- [What is expected] Find all the lines with "Iluminance" and gather them.
◇ ◇ ◇ ◇
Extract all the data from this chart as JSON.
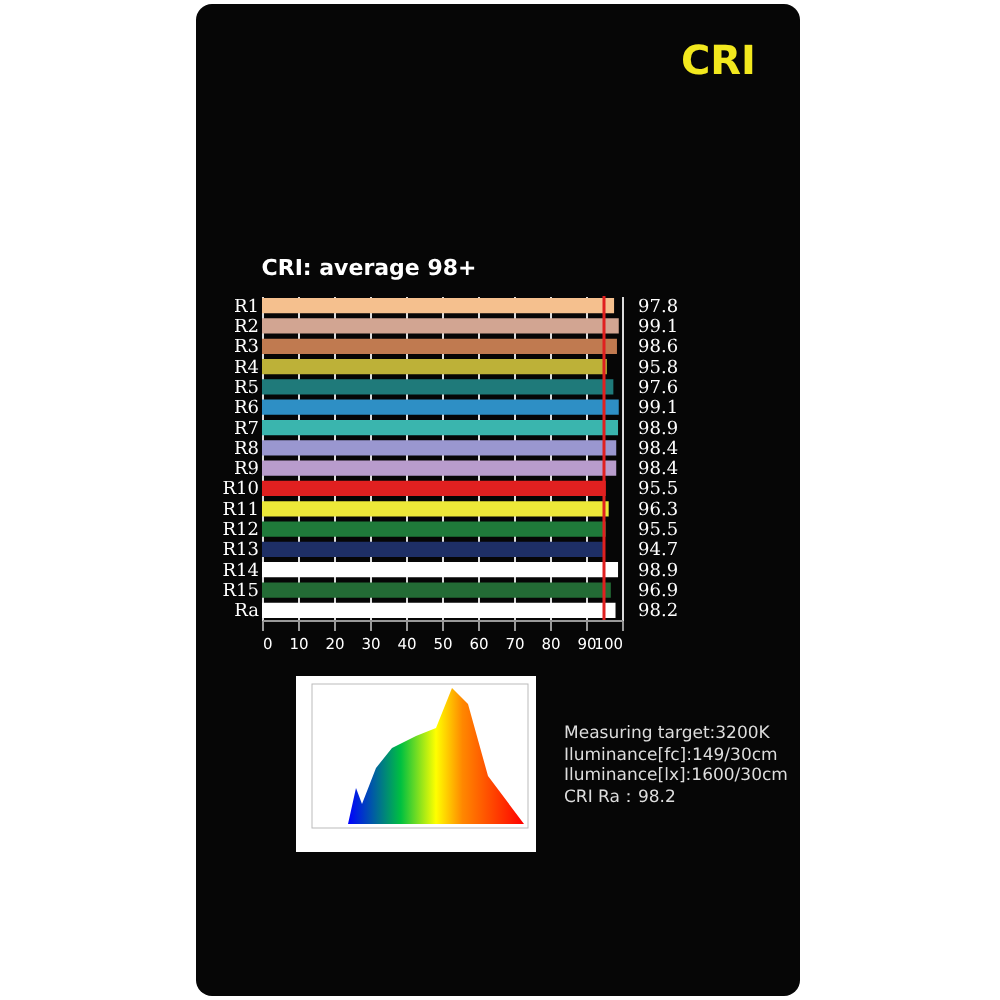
{
  "chart_data": {
    "type": "bar",
    "orientation": "horizontal",
    "title": "CRI",
    "subtitle": "CRI: average 98+",
    "categories": [
      "R1",
      "R2",
      "R3",
      "R4",
      "R5",
      "R6",
      "R7",
      "R8",
      "R9",
      "R10",
      "R11",
      "R12",
      "R13",
      "R14",
      "R15",
      "Ra"
    ],
    "values": [
      97.8,
      99.1,
      98.6,
      95.8,
      97.6,
      99.1,
      98.9,
      98.4,
      98.4,
      95.5,
      96.3,
      95.5,
      94.7,
      98.9,
      96.9,
      98.2
    ],
    "colors": [
      "#f5c08e",
      "#d2a592",
      "#c07a50",
      "#bdb138",
      "#1f7a7a",
      "#2e8fc5",
      "#3ab5ae",
      "#9a97d0",
      "#b89ccc",
      "#e02020",
      "#ece838",
      "#1f7a3a",
      "#1e2f66",
      "#ffffff",
      "#236b35",
      "#ffffff"
    ],
    "xlim": [
      0,
      100
    ],
    "xticks": [
      0,
      10,
      20,
      30,
      40,
      50,
      60,
      70,
      80,
      90,
      100
    ],
    "grid": "x",
    "value_labels": [
      "97.8",
      "99.1",
      "98.6",
      "95.8",
      "97.6",
      "99.1",
      "98.9",
      "98.4",
      "98.4",
      "95.5",
      "96.3",
      "95.5",
      "94.7",
      "98.9",
      "96.9",
      "98.2"
    ],
    "ref_lines": [
      {
        "axis": "x",
        "value": 95,
        "color": "#e02020"
      }
    ],
    "annotations": [
      "Measuring target:3200K",
      "Iluminance[fc]:149/30cm",
      "Iluminance[lx]:1600/30cm",
      "CRI Ra：98.2"
    ]
  }
}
◇ ◇ ◇ ◇
- [Result below]
      "Iluminance[fc]:149/30cm",
      "Iluminance[lx]:1600/30cm",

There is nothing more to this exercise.